**WHAT THE TASK REQUIRES**:
Show every line that has the string "carrozze" in it.

**TASK INPUTS**:
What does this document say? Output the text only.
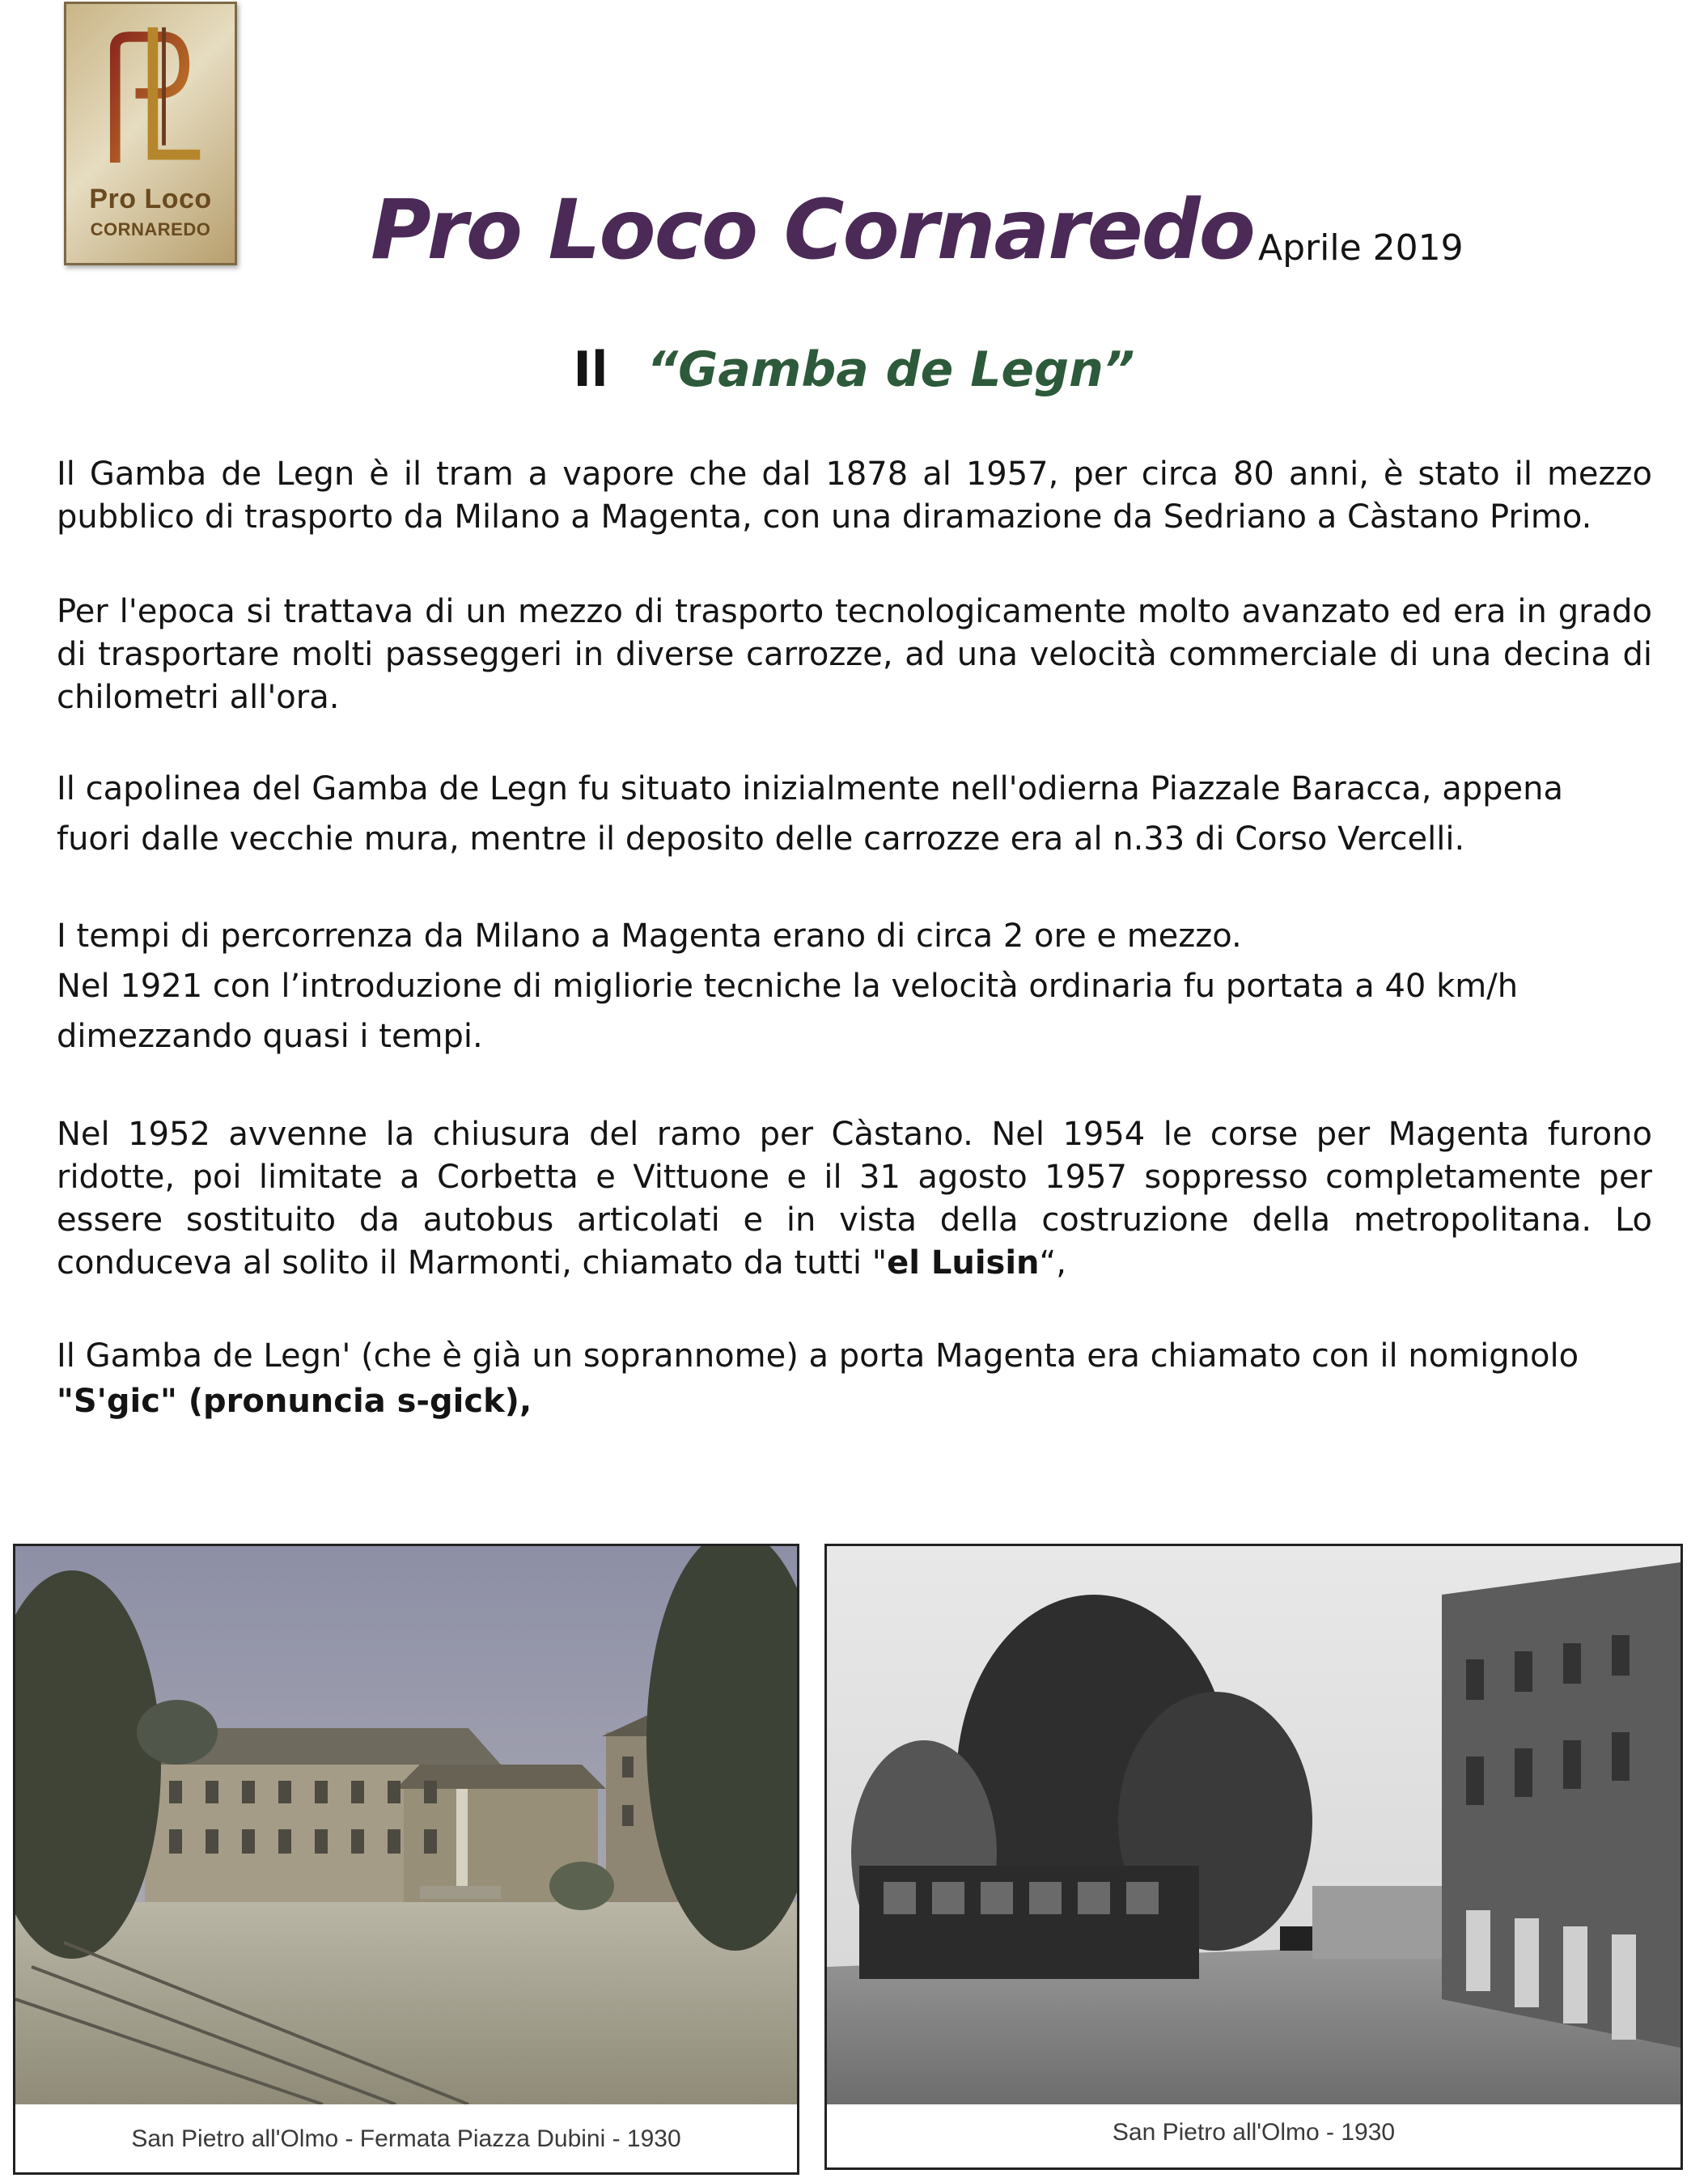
Pro Loco
CORNAREDO Pro Loco Cornaredo Aprile 2019
Il “Gamba de Legn”

Il Gamba de Legn è il tram a vapore che dal 1878 al 1957, per circa 80 anni, è stato il mezzo pubblico di trasporto da Milano a Magenta, con una diramazione da Sedriano a Càstano Primo.

Per l'epoca si trattava di un mezzo di trasporto tecnologicamente molto avanzato ed era in grado di trasportare molti passeggeri in diverse carrozze, ad una velocità commerciale di una decina di chilometri all'ora.

Il capolinea del Gamba de Legn fu situato inizialmente nell'odierna Piazzale Baracca, appena

fuori dalle vecchie mura, mentre il deposito delle carrozze era al n.33 di Corso Vercelli.

I tempi di percorrenza da Milano a Magenta erano di circa 2 ore e mezzo.

Nel 1921 con l’introduzione di migliorie tecniche la velocità ordinaria fu portata a 40 km/h

dimezzando quasi i tempi.

Nel 1952 avvenne la chiusura del ramo per Càstano. Nel 1954 le corse per Magenta furono ridotte, poi limitate a Corbetta e Vittuone e il 31 agosto 1957 soppresso completamente per essere sostituito da autobus articolati e in vista della costruzione della metropolitana. Lo conduceva al solito il Marmonti, chiamato da tutti "el Luisin“,

Il Gamba de Legn' (che è già un soprannome) a porta Magenta era chiamato con il nomignolo

"S'gic" (pronuncia s-gick),

San Pietro all'Olmo - Fermata Piazza Dubini - 1930	San Pietro all'Olmo - 1930
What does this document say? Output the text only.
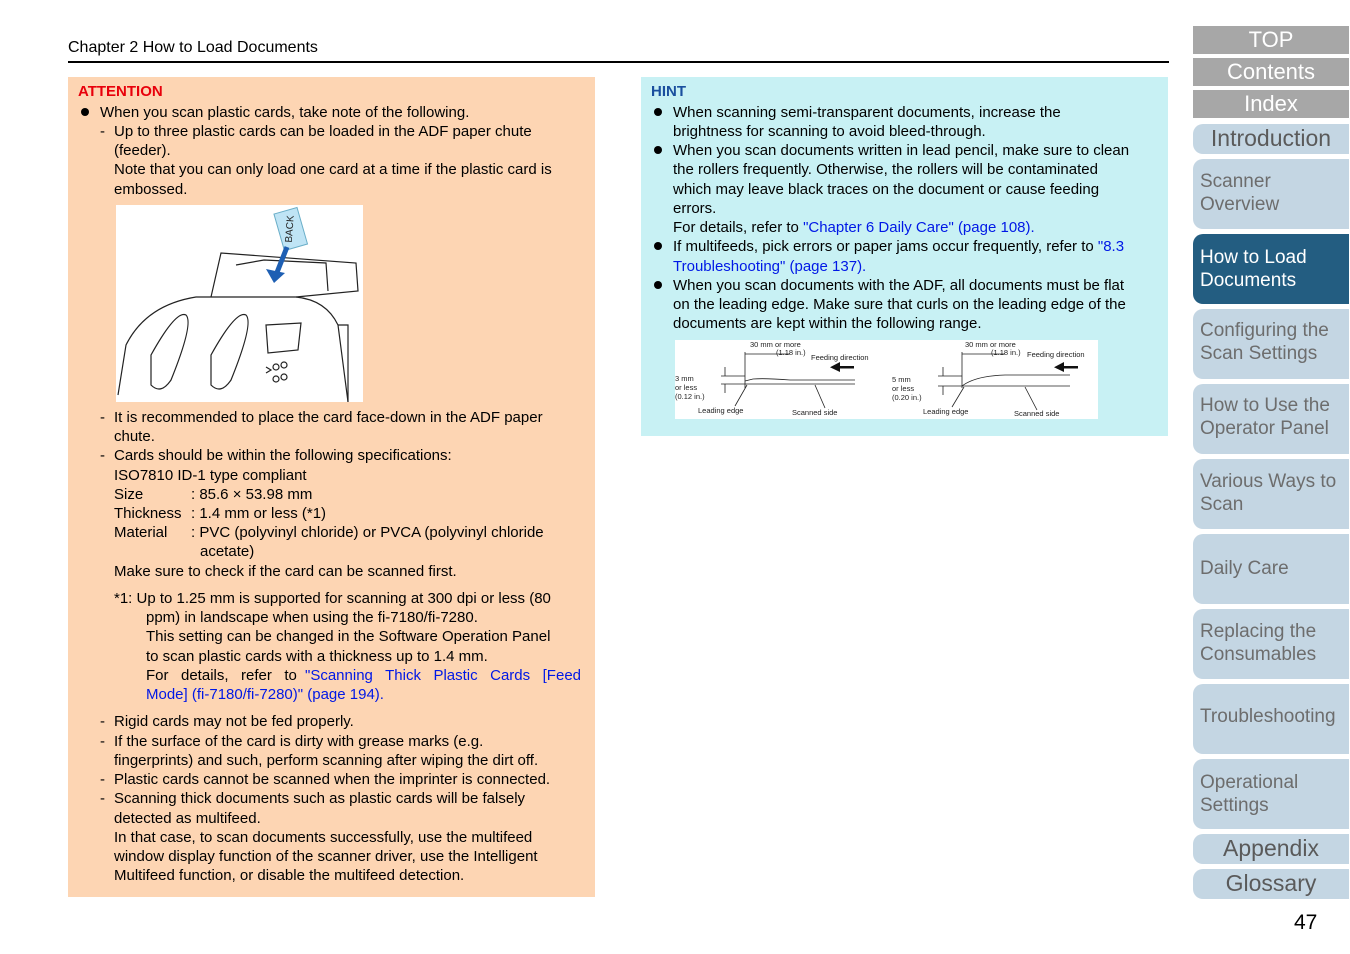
Chapter 2 How to Load Documents
ATTENTION
When you scan plastic cards, take note of the following.
- Up to three plastic cards can be loaded in the ADF paper chute
(feeder).
Note that you can only load one card at a time if the plastic card is
embossed.
BACK
- It is recommended to place the card face-down in the ADF paper
chute.
- Cards should be within the following specifications:
ISO7810 ID-1 type compliant
Size	: 85.6 × 53.98 mm
Thickness : 1.4 mm or less (*1)
Material : PVC (polyvinyl chloride) or PVCA (polyvinyl chloride
acetate)
Make sure to check if the card can be scanned first.
*1: Up to 1.25 mm is supported for scanning at 300 dpi or less (80
ppm) in landscape when using the fi-7180/fi-7280.
This setting can be changed in the Software Operation Panel
to scan plastic cards with a thickness up to 1.4 mm.
For   details,   refer   to "Scanning   Thick   Plastic   Cards   [Feed
Mode] (fi-7180/fi-7280)" (page 194).
- Rigid cards may not be fed properly.
- If the surface of the card is dirty with grease marks (e.g.
fingerprints) and such, perform scanning after wiping the dirt off.
- Plastic cards cannot be scanned when the imprinter is connected.
- Scanning thick documents such as plastic cards will be falsely
detected as multifeed.
In that case, to scan documents successfully, use the multifeed
window display function of the scanner driver, use the Intelligent
Multifeed function, or disable the multifeed detection.
HINT
When scanning semi-transparent documents, increase the
brightness for scanning to avoid bleed-through.
When you scan documents written in lead pencil, make sure to clean
the rollers frequently. Otherwise, the rollers will be contaminated
which may leave black traces on the document or cause feeding
errors.
For details, refer to "Chapter 6 Daily Care" (page 108).
If multifeeds, pick errors or paper jams occur frequently, refer to "8.3
Troubleshooting" (page 137).
When you scan documents with the ADF, all documents must be flat
on the leading edge. Make sure that curls on the leading edge of the
documents are kept within the following range.
30 mm or more
(1.18 in.)
Feeding direction
3 mm
or less
(0.12 in.)
Leading edge	Scanned side
30 mm or more
(1.18 in.) Feeding direction
5 mm
or less
(0.20 in.)
Leading edge	Scanned side
TOP
Contents
Index
Introduction
Scanner
Overview
How to Load
Documents
Configuring the
Scan Settings
How to Use the
Operator Panel
Various Ways to
Scan
Daily Care
Replacing the
Consumables
Troubleshooting
Operational
Settings
Appendix
Glossary
47
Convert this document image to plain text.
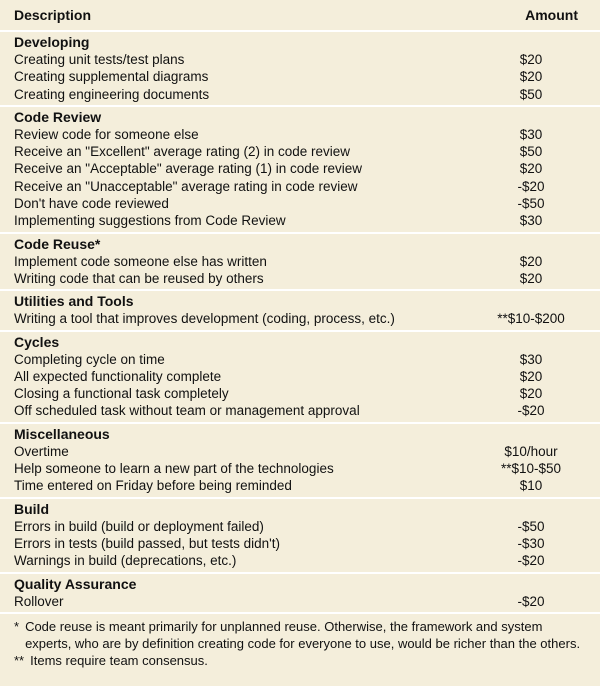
Description	Amount
Developing
Creating unit tests/test plans	$20
Creating supplemental diagrams	$20
Creating engineering documents	$50
Code Review
Review code for someone else	$30
Receive an "Excellent" average rating (2) in code review	$50
Receive an "Acceptable" average rating (1) in code review	$20
Receive an "Unacceptable" average rating in code review	-$20
Don't have code reviewed	-$50
Implementing suggestions from Code Review	$30
Code Reuse*
Implement code someone else has written	$20
Writing code that can be reused by others	$20
Utilities and Tools
Writing a tool that improves development (coding, process, etc.)	**$10-$200
Cycles
Completing cycle on time	$30
All expected functionality complete	$20
Closing a functional task completely	$20
Off scheduled task without team or management approval	-$20
Miscellaneous
Overtime	$10/hour
Help someone to learn a new part of the technologies	**$10-$50
Time entered on Friday before being reminded	$10
Build
Errors in build (build or deployment failed)	-$50
Errors in tests (build passed, but tests didn't)	-$30
Warnings in build (deprecations, etc.)	-$20
Quality Assurance
Rollover	-$20
* Code reuse is meant primarily for unplanned reuse. Otherwise, the framework and system experts, who are by definition creating code for everyone to use, would be richer than the others.
** Items require team consensus.
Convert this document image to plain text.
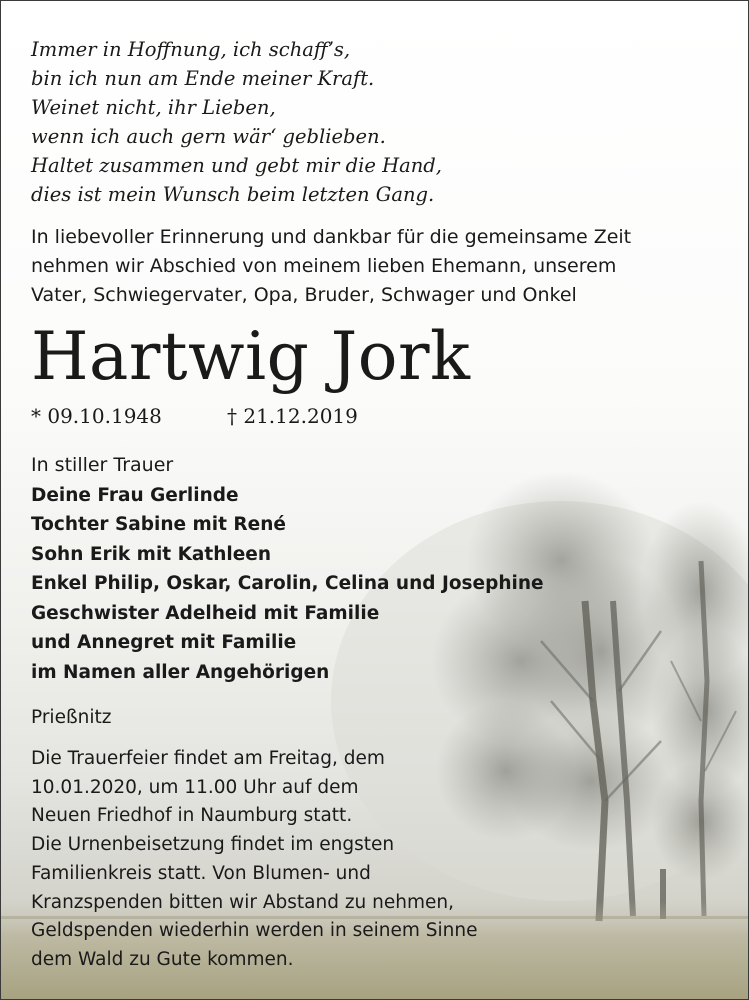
Immer in Hoffnung, ich schaff’s,
bin ich nun am Ende meiner Kraft.
Weinet nicht, ihr Lieben,
wenn ich auch gern wär‘ geblieben.
Haltet zusammen und gebt mir die Hand,
dies ist mein Wunsch beim letzten Gang.
In liebevoller Erinnerung und dankbar für die gemeinsame Zeit
nehmen wir Abschied von meinem lieben Ehemann, unserem
Vater, Schwiegervater, Opa, Bruder, Schwager und Onkel
Hartwig Jork
* 09.10.1948	† 21.12.2019
In stiller Trauer
Deine Frau Gerlinde
Tochter Sabine mit René
Sohn Erik mit Kathleen
Enkel Philip, Oskar, Carolin, Celina und Josephine
Geschwister Adelheid mit Familie
und Annegret mit Familie
im Namen aller Angehörigen
Prießnitz
Die Trauerfeier findet am Freitag, dem
10.01.2020, um 11.00 Uhr auf dem
Neuen Friedhof in Naumburg statt.
Die Urnenbeisetzung findet im engsten
Familienkreis statt. Von Blumen- und
Kranzspenden bitten wir Abstand zu nehmen,
Geldspenden wiederhin werden in seinem Sinne
dem Wald zu Gute kommen.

**ANSWER BELOW**:
Per l'epoca si trattava di un mezzo di trasporto tecnologicamente molto avanzato ed era in grado di trasportare molti passeggeri in diverse carrozze, ad una velocità commerciale di una decina di chilometri all'ora.
fuori dalle vecchie mura, mentre il deposito delle carrozze era al n.33 di Corso Vercelli.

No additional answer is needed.